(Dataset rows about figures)
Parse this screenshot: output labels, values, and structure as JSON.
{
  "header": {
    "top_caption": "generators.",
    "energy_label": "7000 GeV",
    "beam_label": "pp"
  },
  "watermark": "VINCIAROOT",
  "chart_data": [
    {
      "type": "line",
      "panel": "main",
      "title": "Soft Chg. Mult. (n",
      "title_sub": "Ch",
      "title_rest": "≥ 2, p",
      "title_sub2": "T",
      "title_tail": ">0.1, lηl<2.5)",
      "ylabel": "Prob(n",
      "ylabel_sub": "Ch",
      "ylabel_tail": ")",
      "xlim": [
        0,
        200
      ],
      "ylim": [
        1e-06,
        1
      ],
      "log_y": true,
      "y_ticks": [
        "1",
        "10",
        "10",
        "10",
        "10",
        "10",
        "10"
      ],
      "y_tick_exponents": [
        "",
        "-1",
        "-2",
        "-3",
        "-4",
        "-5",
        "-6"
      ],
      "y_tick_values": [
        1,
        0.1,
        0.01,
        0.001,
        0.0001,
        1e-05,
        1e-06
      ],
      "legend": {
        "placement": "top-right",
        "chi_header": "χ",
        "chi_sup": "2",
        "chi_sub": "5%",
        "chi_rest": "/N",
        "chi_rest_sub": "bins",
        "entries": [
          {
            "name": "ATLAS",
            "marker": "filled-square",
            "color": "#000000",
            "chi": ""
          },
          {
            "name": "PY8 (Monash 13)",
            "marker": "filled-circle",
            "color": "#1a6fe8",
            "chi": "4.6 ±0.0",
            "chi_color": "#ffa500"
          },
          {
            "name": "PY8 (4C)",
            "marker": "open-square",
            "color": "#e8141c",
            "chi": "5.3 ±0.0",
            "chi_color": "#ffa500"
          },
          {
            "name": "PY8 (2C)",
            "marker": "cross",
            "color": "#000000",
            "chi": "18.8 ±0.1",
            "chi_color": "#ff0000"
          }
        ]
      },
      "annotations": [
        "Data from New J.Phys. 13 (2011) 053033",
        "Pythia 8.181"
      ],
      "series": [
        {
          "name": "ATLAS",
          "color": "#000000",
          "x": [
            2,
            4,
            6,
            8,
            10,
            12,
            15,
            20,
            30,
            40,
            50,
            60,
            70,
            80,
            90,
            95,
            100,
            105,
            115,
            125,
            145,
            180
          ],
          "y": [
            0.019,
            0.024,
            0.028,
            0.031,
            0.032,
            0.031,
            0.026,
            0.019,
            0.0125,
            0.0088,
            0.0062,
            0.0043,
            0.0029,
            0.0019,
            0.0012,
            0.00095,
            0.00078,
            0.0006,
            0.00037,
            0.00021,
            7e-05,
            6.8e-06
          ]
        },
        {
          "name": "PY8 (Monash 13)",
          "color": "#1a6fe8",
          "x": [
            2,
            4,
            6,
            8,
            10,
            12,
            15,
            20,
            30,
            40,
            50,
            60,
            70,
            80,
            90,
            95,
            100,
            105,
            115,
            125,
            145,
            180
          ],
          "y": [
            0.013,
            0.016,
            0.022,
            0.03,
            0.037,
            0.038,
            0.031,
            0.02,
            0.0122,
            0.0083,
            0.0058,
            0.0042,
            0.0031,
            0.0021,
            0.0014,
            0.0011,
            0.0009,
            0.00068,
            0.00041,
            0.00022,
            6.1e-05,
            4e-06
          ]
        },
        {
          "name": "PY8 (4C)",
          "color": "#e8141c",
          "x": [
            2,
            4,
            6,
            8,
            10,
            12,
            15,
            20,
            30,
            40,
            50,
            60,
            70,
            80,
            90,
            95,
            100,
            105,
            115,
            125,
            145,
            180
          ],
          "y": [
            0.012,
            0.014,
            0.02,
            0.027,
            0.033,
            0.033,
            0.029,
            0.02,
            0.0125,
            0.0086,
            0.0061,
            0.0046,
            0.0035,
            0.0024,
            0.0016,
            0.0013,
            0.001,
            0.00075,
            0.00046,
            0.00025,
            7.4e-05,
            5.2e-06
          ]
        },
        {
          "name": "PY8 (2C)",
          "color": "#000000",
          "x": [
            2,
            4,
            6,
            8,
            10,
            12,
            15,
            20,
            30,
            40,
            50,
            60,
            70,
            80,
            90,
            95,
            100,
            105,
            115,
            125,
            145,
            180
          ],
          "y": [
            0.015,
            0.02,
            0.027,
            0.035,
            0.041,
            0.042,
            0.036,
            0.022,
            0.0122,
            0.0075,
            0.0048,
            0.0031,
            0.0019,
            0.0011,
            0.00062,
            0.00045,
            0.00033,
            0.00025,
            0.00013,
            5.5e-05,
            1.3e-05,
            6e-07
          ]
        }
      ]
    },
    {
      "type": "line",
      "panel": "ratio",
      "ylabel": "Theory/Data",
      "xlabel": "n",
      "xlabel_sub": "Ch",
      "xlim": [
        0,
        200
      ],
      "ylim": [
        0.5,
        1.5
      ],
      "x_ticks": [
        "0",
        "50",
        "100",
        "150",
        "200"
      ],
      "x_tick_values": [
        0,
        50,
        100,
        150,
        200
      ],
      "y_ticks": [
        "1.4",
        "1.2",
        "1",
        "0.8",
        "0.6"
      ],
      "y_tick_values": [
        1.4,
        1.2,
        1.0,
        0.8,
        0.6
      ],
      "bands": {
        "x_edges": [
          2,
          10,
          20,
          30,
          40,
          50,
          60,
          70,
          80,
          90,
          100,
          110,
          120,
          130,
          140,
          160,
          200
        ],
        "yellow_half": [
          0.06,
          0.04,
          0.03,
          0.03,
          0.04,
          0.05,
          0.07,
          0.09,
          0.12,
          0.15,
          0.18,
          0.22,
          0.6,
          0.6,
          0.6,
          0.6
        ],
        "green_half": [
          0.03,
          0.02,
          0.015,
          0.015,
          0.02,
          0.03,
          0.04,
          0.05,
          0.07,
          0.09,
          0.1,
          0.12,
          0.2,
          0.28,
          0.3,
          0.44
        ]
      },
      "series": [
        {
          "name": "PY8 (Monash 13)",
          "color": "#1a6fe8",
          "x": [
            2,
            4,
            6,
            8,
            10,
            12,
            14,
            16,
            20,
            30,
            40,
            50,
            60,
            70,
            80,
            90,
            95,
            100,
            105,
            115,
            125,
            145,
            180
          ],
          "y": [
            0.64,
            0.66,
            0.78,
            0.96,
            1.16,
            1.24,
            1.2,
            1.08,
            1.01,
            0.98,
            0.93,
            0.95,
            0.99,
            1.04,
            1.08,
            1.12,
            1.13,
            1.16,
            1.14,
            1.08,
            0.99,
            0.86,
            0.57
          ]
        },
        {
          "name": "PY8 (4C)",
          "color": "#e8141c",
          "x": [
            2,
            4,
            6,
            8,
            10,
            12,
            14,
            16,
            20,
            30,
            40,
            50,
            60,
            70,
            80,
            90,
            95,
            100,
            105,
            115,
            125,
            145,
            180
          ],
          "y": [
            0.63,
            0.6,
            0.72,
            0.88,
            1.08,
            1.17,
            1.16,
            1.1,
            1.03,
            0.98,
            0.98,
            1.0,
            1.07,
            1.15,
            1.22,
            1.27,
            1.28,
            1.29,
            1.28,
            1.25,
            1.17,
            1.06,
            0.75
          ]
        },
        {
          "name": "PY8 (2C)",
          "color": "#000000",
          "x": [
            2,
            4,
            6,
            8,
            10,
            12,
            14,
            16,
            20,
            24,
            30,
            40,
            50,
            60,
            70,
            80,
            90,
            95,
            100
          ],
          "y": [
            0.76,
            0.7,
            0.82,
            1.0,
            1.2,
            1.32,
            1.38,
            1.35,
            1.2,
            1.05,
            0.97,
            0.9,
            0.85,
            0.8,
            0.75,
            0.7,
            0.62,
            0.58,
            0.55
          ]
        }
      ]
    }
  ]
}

OBJECTIVE
Transcribe the material above in its entirety. Match it exactly.

EXERCISE OUTPUT
Parse this screenshot: output labels, values, and structure as JSON.
{
  "header": {
    "top_caption": "generators.",
    "energy_label": "7000 GeV",
    "beam_label": "pp"
  },
  "watermark": "VINCIAROOT",
  "chart_data": [
    {
      "type": "line",
      "panel": "main",
      "title": "Soft Chg. Mult. (n",
      "title_sub": "Ch",
      "title_rest": "≥ 2, p",
      "title_sub2": "T",
      "title_tail": ">0.1, lηl<2.5)",
      "ylabel": "Prob(n",
      "ylabel_sub": "Ch",
      "ylabel_tail": ")",
      "xlim": [
        0,
        200
      ],
      "ylim": [
        1e-06,
        1
      ],
      "log_y": true,
      "y_ticks": [
        "1",
        "10",
        "10",
        "10",
        "10",
        "10",
        "10"
      ],
      "y_tick_exponents": [
        "",
        "-1",
        "-2",
        "-3",
        "-4",
        "-5",
        "-6"
      ],
      "y_tick_values": [
        1,
        0.1,
        0.01,
        0.001,
        0.0001,
        1e-05,
        1e-06
      ],
      "legend": {
        "placement": "top-right",
        "chi_header": "χ",
        "chi_sup": "2",
        "chi_sub": "5%",
        "chi_rest": "/N",
        "chi_rest_sub": "bins",
        "entries": [
          {
            "name": "ATLAS",
            "marker": "filled-square",
            "color": "#000000",
            "chi": ""
          },
          {
            "name": "PY8 (Monash 13)",
            "marker": "filled-circle",
            "color": "#1a6fe8",
            "chi": "4.6 ±0.0",
            "chi_color": "#ffa500"
          },
          {
            "name": "PY8 (4C)",
            "marker": "open-square",
            "color": "#e8141c",
            "chi": "5.3 ±0.0",
            "chi_color": "#ffa500"
          },
          {
            "name": "PY8 (2C)",
            "marker": "cross",
            "color": "#000000",
            "chi": "18.8 ±0.1",
            "chi_color": "#ff0000"
          }
        ]
      },
      "annotations": [
        "Data from New J.Phys. 13 (2011) 053033",
        "Pythia 8.181"
      ],
      "series": [
        {
          "name": "ATLAS",
          "color": "#000000",
          "x": [
            2,
            4,
            6,
            8,
            10,
            12,
            15,
            20,
            30,
            40,
            50,
            60,
            70,
            80,
            90,
            95,
            100,
            105,
            115,
            125,
            145,
            180
          ],
          "y": [
            0.019,
            0.024,
            0.028,
            0.031,
            0.032,
            0.031,
            0.026,
            0.019,
            0.0125,
            0.0088,
            0.0062,
            0.0043,
            0.0029,
            0.0019,
            0.0012,
            0.00095,
            0.00078,
            0.0006,
            0.00037,
            0.00021,
            7e-05,
            6.8e-06
          ]
        },
        {
          "name": "PY8 (Monash 13)",
          "color": "#1a6fe8",
          "x": [
            2,
            4,
            6,
            8,
            10,
            12,
            15,
            20,
            30,
            40,
            50,
            60,
            70,
            80,
            90,
            95,
            100,
            105,
            115,
            125,
            145,
            180
          ],
          "y": [
            0.013,
            0.016,
            0.022,
            0.03,
            0.037,
            0.038,
            0.031,
            0.02,
            0.0122,
            0.0083,
            0.0058,
            0.0042,
            0.0031,
            0.0021,
            0.0014,
            0.0011,
            0.0009,
            0.00068,
            0.00041,
            0.00022,
            6.1e-05,
            4e-06
          ]
        },
        {
          "name": "PY8 (4C)",
          "color": "#e8141c",
          "x": [
            2,
            4,
            6,
            8,
            10,
            12,
            15,
            20,
            30,
            40,
            50,
            60,
            70,
            80,
            90,
            95,
            100,
            105,
            115,
            125,
            145,
            180
          ],
          "y": [
            0.012,
            0.014,
            0.02,
            0.027,
            0.033,
            0.033,
            0.029,
            0.02,
            0.0125,
            0.0086,
            0.0061,
            0.0046,
            0.0035,
            0.0024,
            0.0016,
            0.0013,
            0.001,
            0.00075,
            0.00046,
            0.00025,
            7.4e-05,
            5.2e-06
          ]
        },
        {
          "name": "PY8 (2C)",
          "color": "#000000",
          "x": [
            2,
            4,
            6,
            8,
            10,
            12,
            15,
            20,
            30,
            40,
            50,
            60,
            70,
            80,
            90,
            95,
            100,
            105,
            115,
            125,
            145,
            180
          ],
          "y": [
            0.015,
            0.02,
            0.027,
            0.035,
            0.041,
            0.042,
            0.036,
            0.022,
            0.0122,
            0.0075,
            0.0048,
            0.0031,
            0.0019,
            0.0011,
            0.00062,
            0.00045,
            0.00033,
            0.00025,
            0.00013,
            5.5e-05,
            1.3e-05,
            6e-07
          ]
        }
      ]
    },
    {
      "type": "line",
      "panel": "ratio",
      "ylabel": "Theory/Data",
      "xlabel": "n",
      "xlabel_sub": "Ch",
      "xlim": [
        0,
        200
      ],
      "ylim": [
        0.5,
        1.5
      ],
      "x_ticks": [
        "0",
        "50",
        "100",
        "150",
        "200"
      ],
      "x_tick_values": [
        0,
        50,
        100,
        150,
        200
      ],
      "y_ticks": [
        "1.4",
        "1.2",
        "1",
        "0.8",
        "0.6"
      ],
      "y_tick_values": [
        1.4,
        1.2,
        1.0,
        0.8,
        0.6
      ],
      "bands": {
        "x_edges": [
          2,
          10,
          20,
          30,
          40,
          50,
          60,
          70,
          80,
          90,
          100,
          110,
          120,
          130,
          140,
          160,
          200
        ],
        "yellow_half": [
          0.06,
          0.04,
          0.03,
          0.03,
          0.04,
          0.05,
          0.07,
          0.09,
          0.12,
          0.15,
          0.18,
          0.22,
          0.6,
          0.6,
          0.6,
          0.6
        ],
        "green_half": [
          0.03,
          0.02,
          0.015,
          0.015,
          0.02,
          0.03,
          0.04,
          0.05,
          0.07,
          0.09,
          0.1,
          0.12,
          0.2,
          0.28,
          0.3,
          0.44
        ]
      },
      "series": [
        {
          "name": "PY8 (Monash 13)",
          "color": "#1a6fe8",
          "x": [
            2,
            4,
            6,
            8,
            10,
            12,
            14,
            16,
            20,
            30,
            40,
            50,
            60,
            70,
            80,
            90,
            95,
            100,
            105,
            115,
            125,
            145,
            180
          ],
          "y": [
            0.64,
            0.66,
            0.78,
            0.96,
            1.16,
            1.24,
            1.2,
            1.08,
            1.01,
            0.98,
            0.93,
            0.95,
            0.99,
            1.04,
            1.08,
            1.12,
            1.13,
            1.16,
            1.14,
            1.08,
            0.99,
            0.86,
            0.57
          ]
        },
        {
          "name": "PY8 (4C)",
          "color": "#e8141c",
          "x": [
            2,
            4,
            6,
            8,
            10,
            12,
            14,
            16,
            20,
            30,
            40,
            50,
            60,
            70,
            80,
            90,
            95,
            100,
            105,
            115,
            125,
            145,
            180
          ],
          "y": [
            0.63,
            0.6,
            0.72,
            0.88,
            1.08,
            1.17,
            1.16,
            1.1,
            1.03,
            0.98,
            0.98,
            1.0,
            1.07,
            1.15,
            1.22,
            1.27,
            1.28,
            1.29,
            1.28,
            1.25,
            1.17,
            1.06,
            0.75
          ]
        },
        {
          "name": "PY8 (2C)",
          "color": "#000000",
          "x": [
            2,
            4,
            6,
            8,
            10,
            12,
            14,
            16,
            20,
            24,
            30,
            40,
            50,
            60,
            70,
            80,
            90,
            95,
            100
          ],
          "y": [
            0.76,
            0.7,
            0.82,
            1.0,
            1.2,
            1.32,
            1.38,
            1.35,
            1.2,
            1.05,
            0.97,
            0.9,
            0.85,
            0.8,
            0.75,
            0.7,
            0.62,
            0.58,
            0.55
          ]
        }
      ]
    }
  ]
}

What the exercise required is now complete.